[Prompt] What is the number of lines holding the word "Solar"? Give that number alone.

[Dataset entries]
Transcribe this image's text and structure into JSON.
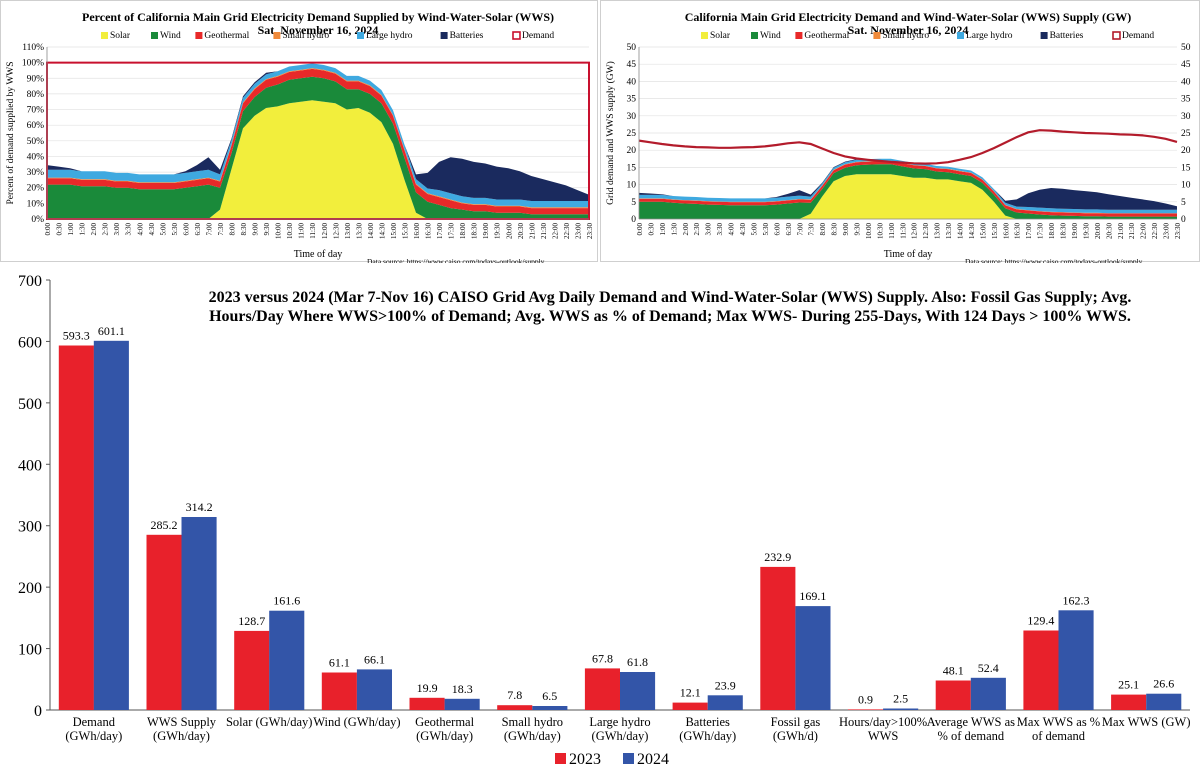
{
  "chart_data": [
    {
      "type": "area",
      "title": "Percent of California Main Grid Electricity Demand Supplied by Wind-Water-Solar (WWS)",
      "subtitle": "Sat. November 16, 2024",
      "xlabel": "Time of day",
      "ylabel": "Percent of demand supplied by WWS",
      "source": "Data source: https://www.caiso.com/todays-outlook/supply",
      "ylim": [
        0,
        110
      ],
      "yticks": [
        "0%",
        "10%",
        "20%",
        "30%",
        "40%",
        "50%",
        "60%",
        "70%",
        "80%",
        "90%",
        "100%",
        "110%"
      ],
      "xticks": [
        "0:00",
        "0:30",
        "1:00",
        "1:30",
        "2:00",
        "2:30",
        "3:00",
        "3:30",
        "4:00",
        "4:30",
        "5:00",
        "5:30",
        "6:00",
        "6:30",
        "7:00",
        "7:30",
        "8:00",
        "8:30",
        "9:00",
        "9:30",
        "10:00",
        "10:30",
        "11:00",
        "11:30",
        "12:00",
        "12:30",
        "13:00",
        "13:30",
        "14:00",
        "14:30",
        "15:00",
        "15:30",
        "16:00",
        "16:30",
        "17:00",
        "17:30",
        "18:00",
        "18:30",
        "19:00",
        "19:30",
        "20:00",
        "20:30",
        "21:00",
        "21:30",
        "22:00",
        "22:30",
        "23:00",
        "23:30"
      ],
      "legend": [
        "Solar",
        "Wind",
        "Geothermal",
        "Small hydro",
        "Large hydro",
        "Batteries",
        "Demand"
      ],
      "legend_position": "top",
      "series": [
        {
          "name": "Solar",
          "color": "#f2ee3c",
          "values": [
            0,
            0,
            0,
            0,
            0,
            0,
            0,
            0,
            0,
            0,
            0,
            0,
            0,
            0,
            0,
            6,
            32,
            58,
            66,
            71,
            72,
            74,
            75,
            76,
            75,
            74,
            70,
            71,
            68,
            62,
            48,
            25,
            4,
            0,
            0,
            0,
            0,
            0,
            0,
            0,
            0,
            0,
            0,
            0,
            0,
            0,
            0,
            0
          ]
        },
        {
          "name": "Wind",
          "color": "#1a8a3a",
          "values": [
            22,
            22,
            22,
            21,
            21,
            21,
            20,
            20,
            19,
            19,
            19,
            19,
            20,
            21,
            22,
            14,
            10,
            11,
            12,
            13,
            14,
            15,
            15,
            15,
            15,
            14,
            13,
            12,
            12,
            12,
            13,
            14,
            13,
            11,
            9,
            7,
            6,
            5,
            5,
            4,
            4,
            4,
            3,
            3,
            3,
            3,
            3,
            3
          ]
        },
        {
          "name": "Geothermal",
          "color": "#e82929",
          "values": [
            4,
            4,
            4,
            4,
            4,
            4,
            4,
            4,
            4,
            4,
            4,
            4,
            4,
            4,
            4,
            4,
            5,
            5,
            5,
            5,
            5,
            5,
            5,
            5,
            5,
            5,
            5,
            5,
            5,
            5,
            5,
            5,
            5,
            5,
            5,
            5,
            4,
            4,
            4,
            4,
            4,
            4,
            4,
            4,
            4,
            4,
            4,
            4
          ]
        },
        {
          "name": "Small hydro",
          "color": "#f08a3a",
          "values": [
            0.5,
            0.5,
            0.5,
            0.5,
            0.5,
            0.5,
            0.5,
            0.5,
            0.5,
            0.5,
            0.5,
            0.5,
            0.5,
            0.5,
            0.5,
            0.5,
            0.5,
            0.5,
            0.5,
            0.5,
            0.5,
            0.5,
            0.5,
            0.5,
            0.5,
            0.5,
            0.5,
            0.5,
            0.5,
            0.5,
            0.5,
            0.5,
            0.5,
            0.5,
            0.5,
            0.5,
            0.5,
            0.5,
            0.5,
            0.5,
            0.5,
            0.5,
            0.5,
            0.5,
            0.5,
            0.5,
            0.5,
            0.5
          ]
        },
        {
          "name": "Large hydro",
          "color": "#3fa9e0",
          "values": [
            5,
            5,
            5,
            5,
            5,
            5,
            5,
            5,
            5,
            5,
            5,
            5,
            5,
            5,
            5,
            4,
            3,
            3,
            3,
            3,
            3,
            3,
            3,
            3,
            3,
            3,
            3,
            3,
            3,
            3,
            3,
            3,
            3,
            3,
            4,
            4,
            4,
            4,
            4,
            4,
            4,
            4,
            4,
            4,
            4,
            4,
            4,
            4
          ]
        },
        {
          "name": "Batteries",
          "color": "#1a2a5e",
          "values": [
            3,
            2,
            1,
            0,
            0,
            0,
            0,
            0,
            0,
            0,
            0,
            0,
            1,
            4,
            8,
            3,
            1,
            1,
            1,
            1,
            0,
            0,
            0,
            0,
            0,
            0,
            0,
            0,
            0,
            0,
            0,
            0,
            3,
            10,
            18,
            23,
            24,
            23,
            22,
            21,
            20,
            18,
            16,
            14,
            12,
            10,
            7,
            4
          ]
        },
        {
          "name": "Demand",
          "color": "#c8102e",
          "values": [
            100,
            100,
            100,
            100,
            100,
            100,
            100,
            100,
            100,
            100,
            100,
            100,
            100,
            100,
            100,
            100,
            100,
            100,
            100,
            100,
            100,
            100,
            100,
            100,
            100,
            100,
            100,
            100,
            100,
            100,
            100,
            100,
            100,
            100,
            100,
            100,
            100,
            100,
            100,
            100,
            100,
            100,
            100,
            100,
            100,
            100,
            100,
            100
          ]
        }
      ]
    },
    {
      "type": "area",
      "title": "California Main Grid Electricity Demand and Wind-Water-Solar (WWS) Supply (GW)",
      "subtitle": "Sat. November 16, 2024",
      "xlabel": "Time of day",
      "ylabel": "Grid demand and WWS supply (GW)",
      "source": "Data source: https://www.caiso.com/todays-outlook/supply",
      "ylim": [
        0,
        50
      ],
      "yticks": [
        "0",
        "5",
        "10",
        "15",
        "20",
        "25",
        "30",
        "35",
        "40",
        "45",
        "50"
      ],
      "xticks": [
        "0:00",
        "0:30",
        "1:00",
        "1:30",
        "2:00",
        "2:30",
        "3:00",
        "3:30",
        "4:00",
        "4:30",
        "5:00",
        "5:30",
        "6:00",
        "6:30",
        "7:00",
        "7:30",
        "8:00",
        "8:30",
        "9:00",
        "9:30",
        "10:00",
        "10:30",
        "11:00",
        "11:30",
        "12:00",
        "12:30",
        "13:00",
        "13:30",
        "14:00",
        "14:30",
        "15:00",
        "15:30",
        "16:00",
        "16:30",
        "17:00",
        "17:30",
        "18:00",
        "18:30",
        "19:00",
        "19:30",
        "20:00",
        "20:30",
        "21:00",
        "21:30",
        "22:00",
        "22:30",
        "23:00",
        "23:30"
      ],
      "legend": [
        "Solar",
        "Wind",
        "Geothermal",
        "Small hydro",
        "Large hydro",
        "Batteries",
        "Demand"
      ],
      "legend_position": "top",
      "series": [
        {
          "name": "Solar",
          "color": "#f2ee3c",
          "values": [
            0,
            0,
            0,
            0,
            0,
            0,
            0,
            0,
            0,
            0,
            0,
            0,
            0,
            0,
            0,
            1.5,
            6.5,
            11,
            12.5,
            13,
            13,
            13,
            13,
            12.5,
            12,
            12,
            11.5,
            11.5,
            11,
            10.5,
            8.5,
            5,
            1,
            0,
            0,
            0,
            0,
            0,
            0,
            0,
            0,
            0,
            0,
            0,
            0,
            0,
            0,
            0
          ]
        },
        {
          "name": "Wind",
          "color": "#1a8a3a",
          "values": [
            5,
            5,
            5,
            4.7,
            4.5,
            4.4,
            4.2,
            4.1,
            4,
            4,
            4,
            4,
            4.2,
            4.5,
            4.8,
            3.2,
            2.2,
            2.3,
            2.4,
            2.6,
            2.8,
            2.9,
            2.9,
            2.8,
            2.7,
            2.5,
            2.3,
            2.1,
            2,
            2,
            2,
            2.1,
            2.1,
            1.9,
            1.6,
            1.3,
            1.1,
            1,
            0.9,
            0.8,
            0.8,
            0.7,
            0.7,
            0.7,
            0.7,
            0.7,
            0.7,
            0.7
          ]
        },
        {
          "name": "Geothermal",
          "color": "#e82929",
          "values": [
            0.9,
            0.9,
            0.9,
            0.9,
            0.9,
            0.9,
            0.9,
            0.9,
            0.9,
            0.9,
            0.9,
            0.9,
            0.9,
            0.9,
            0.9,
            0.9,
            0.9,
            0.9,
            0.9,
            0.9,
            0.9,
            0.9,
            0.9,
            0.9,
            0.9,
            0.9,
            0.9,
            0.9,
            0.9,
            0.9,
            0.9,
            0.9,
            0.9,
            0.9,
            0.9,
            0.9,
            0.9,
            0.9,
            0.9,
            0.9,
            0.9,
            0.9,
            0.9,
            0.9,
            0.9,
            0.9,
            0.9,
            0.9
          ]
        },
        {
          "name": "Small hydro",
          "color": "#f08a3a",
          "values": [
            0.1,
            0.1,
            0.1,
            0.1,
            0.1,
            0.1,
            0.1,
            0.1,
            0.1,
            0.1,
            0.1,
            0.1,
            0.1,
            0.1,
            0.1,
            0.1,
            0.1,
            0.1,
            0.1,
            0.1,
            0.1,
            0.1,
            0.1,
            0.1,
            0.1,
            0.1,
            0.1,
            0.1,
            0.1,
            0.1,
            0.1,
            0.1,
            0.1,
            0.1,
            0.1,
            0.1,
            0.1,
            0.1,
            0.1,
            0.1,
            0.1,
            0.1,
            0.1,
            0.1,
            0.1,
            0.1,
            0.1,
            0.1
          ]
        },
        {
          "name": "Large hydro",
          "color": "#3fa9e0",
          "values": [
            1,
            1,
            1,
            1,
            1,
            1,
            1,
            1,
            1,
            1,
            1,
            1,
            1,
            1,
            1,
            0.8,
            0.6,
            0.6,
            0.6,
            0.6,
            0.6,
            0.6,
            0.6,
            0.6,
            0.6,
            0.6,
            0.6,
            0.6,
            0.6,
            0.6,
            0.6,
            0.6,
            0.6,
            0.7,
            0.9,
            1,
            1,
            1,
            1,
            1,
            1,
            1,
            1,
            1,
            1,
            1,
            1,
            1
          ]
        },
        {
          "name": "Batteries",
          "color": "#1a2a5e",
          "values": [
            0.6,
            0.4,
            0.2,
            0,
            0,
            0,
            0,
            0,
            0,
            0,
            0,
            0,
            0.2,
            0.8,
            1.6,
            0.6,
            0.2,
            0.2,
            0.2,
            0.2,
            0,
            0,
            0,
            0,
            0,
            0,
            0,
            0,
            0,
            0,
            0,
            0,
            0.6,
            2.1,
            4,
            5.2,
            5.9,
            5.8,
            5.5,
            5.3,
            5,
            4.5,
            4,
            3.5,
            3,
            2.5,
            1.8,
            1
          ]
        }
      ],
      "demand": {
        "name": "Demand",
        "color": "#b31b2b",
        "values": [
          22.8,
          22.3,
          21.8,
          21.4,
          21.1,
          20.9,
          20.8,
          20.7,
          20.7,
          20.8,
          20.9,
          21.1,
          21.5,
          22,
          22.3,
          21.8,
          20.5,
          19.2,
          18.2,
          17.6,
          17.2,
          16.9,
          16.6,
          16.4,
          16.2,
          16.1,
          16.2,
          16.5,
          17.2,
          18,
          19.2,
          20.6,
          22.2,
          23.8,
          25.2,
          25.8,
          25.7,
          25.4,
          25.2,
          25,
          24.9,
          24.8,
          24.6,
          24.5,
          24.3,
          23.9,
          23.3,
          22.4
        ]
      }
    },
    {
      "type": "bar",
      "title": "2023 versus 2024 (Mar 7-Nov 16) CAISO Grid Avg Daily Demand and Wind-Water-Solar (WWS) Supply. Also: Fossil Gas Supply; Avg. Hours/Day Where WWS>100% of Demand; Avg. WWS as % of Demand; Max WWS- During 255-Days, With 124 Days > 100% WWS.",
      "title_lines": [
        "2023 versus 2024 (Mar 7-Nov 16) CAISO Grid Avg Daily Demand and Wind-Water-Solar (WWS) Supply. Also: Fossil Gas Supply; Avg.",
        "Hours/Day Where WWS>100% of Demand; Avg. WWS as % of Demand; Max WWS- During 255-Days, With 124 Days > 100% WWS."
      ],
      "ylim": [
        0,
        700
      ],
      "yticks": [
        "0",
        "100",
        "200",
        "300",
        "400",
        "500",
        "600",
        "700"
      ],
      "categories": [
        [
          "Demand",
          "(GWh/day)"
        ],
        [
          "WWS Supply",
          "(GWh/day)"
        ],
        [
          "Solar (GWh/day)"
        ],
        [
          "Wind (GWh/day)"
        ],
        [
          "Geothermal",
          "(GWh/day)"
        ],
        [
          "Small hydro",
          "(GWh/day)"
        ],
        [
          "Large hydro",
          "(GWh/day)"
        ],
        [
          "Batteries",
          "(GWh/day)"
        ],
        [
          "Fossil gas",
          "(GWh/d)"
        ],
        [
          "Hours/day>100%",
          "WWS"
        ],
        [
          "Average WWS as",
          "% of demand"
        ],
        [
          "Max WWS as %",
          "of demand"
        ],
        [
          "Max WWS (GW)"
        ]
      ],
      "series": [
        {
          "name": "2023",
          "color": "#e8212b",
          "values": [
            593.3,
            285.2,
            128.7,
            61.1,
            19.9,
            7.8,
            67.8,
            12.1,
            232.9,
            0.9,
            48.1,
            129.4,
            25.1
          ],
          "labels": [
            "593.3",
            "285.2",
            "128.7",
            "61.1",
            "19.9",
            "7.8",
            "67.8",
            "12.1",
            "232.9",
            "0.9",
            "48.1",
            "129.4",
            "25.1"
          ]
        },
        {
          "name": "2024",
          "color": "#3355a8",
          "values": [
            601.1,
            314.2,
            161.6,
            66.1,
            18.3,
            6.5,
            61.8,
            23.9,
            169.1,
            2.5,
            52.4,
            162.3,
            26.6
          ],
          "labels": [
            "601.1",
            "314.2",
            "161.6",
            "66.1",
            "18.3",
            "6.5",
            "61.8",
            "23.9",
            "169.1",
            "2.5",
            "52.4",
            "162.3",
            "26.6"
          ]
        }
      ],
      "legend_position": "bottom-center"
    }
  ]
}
==
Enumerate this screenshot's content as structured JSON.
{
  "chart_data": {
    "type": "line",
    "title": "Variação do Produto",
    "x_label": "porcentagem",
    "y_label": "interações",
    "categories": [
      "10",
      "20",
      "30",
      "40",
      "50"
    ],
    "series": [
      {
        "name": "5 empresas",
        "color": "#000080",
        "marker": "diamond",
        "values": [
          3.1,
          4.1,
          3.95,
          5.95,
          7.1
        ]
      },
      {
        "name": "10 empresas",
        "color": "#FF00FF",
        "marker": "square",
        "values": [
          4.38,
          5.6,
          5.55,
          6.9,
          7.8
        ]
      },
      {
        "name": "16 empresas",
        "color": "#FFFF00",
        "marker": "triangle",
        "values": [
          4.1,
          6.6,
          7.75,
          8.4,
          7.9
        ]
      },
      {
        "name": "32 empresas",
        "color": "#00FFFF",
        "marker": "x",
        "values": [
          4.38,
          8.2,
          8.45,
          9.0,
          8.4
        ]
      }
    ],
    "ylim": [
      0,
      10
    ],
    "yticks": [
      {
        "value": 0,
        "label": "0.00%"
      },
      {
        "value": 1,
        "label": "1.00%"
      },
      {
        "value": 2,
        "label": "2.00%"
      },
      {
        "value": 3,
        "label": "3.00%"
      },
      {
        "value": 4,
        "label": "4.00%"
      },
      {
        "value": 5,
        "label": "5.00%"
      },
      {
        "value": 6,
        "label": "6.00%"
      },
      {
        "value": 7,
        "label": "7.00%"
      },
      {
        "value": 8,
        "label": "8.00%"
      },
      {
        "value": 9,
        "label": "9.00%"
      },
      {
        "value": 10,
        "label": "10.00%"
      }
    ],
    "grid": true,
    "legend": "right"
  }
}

[Problem solution] 9